▶ **WORK TO DO**:
Pull every line containing "التي" from the entries.

** Start of PROVIDED RECORDS **

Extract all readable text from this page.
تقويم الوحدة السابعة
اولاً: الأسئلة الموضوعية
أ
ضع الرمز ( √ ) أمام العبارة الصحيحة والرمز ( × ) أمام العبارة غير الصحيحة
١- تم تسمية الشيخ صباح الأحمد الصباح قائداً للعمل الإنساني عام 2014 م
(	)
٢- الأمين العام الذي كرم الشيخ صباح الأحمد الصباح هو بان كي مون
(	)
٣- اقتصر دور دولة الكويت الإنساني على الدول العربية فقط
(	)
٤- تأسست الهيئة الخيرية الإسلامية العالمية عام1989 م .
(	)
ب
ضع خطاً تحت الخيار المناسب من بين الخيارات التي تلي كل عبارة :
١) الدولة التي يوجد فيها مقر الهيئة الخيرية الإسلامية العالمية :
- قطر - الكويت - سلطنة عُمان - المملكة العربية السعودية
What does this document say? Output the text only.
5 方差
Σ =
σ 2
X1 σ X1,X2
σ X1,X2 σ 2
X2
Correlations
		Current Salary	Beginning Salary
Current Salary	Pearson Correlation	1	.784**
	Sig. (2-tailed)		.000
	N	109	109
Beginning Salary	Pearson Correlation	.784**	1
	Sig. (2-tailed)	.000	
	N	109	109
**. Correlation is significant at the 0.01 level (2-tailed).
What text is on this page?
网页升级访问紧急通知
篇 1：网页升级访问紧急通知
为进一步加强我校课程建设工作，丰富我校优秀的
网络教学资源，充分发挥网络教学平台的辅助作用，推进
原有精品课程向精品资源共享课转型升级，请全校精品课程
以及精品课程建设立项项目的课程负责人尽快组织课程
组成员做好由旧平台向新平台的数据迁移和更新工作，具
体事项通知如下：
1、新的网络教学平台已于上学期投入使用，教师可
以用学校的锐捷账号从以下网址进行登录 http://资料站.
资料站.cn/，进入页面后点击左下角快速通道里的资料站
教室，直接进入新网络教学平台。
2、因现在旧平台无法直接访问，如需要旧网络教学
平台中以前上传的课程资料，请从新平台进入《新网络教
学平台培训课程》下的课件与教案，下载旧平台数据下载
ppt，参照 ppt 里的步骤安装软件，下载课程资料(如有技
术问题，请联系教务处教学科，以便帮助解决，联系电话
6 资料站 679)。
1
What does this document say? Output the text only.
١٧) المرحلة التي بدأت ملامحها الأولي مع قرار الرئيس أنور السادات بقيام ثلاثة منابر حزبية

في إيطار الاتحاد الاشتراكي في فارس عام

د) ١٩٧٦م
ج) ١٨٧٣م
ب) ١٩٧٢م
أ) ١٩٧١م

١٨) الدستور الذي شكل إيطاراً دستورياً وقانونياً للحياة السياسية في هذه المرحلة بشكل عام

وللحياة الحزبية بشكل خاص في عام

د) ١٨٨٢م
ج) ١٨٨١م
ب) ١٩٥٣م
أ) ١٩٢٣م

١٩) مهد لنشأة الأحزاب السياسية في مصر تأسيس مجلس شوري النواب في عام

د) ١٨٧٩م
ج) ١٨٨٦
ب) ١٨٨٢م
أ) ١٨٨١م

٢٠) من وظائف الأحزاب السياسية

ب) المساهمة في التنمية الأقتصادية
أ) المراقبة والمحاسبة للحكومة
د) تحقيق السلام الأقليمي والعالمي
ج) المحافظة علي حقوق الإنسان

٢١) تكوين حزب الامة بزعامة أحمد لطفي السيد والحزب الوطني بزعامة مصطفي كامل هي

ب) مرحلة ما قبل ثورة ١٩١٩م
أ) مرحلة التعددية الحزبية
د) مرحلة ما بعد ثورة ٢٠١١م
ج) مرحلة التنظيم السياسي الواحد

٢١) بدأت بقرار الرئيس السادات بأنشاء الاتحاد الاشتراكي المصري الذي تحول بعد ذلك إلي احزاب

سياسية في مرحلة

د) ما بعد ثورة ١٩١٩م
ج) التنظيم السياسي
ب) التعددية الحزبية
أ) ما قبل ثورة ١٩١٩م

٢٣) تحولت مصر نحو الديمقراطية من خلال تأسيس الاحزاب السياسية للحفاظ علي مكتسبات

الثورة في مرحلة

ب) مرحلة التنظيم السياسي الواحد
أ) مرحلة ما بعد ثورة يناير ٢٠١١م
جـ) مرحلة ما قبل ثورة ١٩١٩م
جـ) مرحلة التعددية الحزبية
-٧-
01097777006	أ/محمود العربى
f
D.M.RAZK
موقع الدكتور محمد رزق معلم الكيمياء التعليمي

** End of PROVIDED RECORDS **

▶ **SOLUTION TO THE PROBLEM**:
ضع خطاً تحت الخيار المناسب من بين الخيارات التي تلي كل عبارة :
١) الدولة التي يوجد فيها مقر الهيئة الخيرية الإسلامية العالمية :
١٧) المرحلة التي بدأت ملامحها الأولي مع قرار الرئيس أنور السادات بقيام ثلاثة منابر حزبية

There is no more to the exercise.